DIRECTIONS – Copy every line from the records below that holds the word "scores".

RAW DATA –
○ ○ ○ ○

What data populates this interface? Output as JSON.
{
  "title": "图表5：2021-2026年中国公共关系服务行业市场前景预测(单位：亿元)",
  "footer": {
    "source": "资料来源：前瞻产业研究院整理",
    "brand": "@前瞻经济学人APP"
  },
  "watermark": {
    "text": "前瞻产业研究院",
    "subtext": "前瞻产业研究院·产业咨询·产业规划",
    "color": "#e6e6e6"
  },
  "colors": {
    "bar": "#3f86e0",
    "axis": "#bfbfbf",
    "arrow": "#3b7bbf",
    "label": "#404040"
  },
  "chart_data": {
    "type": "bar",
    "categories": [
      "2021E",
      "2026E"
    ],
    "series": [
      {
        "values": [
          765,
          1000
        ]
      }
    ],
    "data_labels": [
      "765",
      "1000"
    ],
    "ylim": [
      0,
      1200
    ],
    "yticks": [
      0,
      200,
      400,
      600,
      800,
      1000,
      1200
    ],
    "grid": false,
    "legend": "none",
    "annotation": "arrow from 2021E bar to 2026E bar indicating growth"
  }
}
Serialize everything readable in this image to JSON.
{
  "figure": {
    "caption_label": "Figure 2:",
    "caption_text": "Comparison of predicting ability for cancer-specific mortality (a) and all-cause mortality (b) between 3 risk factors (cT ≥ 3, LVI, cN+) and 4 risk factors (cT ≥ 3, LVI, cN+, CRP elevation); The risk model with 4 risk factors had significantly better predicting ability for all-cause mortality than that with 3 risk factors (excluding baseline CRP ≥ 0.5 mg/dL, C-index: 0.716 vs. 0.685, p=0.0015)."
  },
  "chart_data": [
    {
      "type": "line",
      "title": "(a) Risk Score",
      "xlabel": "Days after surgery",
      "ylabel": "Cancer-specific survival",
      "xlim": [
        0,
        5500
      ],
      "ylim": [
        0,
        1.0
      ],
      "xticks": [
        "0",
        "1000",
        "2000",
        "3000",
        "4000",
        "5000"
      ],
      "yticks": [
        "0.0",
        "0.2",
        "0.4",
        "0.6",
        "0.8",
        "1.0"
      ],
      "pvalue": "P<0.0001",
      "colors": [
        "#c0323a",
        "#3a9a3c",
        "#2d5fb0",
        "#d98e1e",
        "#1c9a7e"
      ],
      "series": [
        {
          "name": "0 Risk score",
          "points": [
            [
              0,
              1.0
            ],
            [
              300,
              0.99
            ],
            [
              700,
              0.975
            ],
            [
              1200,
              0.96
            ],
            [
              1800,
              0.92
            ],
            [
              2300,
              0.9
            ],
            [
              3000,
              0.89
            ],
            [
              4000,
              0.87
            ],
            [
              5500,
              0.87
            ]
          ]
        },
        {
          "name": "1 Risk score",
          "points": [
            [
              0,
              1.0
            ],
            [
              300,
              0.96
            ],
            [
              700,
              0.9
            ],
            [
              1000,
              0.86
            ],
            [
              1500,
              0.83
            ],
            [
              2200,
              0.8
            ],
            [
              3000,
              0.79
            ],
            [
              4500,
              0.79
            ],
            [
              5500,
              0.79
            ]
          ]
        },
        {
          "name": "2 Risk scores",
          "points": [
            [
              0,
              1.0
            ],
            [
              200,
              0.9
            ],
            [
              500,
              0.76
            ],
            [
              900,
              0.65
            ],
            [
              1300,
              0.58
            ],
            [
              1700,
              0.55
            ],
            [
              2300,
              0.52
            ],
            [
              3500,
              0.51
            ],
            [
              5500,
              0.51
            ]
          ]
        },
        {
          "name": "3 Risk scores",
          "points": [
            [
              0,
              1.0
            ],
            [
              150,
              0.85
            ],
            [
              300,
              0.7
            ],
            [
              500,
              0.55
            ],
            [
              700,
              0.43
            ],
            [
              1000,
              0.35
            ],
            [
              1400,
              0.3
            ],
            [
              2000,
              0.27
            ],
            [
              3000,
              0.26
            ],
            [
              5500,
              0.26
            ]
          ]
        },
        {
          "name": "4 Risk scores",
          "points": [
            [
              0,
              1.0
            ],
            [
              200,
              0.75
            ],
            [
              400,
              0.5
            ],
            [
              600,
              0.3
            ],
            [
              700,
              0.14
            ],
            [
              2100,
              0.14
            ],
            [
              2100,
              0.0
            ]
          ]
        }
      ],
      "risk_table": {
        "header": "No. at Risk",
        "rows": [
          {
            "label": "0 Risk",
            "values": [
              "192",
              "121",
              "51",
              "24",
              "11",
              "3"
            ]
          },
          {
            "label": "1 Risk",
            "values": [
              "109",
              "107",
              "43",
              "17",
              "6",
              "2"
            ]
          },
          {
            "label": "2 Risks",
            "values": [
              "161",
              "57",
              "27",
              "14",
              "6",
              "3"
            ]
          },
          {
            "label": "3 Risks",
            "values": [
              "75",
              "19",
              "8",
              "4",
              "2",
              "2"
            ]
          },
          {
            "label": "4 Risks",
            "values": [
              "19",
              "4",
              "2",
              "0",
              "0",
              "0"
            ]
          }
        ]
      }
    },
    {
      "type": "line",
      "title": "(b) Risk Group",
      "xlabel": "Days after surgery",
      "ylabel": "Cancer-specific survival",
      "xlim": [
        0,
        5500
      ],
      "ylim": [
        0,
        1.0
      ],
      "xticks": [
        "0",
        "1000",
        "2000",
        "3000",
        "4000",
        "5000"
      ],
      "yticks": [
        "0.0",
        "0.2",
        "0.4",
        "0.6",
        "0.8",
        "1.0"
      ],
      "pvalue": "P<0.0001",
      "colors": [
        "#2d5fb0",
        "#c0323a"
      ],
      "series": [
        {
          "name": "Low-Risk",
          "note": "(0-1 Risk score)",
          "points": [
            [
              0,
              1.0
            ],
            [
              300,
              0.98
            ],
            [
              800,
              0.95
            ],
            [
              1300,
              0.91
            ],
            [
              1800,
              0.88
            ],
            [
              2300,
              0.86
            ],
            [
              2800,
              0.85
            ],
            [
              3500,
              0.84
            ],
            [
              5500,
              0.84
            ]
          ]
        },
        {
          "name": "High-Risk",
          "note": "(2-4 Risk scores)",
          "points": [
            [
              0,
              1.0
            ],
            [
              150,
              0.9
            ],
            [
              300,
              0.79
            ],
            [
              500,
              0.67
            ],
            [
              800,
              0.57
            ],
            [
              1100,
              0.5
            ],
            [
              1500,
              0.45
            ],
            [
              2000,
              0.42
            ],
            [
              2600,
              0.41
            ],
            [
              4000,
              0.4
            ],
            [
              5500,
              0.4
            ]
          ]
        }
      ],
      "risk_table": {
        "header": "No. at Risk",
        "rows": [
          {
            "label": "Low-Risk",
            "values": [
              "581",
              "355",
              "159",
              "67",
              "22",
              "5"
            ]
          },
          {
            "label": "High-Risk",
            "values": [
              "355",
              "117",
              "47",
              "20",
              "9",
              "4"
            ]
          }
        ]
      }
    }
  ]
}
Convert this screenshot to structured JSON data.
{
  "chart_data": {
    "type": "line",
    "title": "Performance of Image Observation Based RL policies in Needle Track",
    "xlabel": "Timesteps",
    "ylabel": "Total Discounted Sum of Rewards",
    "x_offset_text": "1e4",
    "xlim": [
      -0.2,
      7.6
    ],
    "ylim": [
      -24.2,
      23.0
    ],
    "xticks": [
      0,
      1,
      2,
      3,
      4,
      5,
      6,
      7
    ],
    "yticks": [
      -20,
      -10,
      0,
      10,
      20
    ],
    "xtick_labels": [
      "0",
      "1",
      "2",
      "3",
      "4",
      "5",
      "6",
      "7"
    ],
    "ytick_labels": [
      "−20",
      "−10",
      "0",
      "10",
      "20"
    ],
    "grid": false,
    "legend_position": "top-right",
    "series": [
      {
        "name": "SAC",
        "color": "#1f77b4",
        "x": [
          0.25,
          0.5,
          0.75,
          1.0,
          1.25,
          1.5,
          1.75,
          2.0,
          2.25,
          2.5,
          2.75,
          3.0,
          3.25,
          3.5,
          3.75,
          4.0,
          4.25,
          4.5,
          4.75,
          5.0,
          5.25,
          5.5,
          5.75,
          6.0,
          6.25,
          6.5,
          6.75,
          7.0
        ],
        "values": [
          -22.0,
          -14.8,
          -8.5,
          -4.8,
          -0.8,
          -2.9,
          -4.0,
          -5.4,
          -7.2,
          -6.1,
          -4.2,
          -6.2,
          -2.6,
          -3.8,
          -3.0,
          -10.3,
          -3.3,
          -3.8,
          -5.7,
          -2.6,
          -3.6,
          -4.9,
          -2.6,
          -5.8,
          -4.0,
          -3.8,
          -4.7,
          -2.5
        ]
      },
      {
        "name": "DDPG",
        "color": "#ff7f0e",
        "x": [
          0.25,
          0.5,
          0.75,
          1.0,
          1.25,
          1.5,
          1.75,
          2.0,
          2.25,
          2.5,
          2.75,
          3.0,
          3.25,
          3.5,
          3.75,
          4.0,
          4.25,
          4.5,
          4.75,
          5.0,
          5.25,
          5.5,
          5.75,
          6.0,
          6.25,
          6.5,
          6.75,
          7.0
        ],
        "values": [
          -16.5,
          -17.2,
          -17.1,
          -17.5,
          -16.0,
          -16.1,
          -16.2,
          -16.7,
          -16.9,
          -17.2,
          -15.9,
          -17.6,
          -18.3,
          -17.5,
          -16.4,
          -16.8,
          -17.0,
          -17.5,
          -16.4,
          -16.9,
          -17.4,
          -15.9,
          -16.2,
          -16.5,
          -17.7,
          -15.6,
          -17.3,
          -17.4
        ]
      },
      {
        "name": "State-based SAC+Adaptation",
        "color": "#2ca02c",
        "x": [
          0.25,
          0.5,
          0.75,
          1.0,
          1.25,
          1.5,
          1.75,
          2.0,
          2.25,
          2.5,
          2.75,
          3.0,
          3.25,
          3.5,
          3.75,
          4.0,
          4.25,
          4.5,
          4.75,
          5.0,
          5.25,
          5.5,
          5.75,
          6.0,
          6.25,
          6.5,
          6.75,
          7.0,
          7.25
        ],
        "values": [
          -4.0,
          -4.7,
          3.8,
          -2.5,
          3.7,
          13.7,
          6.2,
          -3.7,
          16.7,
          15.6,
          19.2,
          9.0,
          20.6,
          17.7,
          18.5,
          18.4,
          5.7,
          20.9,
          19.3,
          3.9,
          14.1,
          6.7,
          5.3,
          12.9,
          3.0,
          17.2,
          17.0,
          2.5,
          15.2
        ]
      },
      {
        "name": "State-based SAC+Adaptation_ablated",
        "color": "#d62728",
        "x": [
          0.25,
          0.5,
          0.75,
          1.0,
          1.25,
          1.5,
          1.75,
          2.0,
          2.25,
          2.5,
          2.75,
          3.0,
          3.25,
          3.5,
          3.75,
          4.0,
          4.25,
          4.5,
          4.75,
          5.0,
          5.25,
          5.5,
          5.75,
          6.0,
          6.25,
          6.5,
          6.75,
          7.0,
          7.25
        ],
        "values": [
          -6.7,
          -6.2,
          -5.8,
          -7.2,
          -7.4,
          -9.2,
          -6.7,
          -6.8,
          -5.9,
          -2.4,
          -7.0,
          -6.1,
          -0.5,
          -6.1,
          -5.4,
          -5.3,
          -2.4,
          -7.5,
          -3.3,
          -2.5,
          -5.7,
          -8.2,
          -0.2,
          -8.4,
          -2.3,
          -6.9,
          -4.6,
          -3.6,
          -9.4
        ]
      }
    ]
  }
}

○ ○ ○ ○

ANSWER FOR THIS EXERCISE –
          "name": "2 Risk scores",
          "name": "3 Risk scores",
          "name": "4 Risk scores",
          "note": "(2-4 Risk scores)",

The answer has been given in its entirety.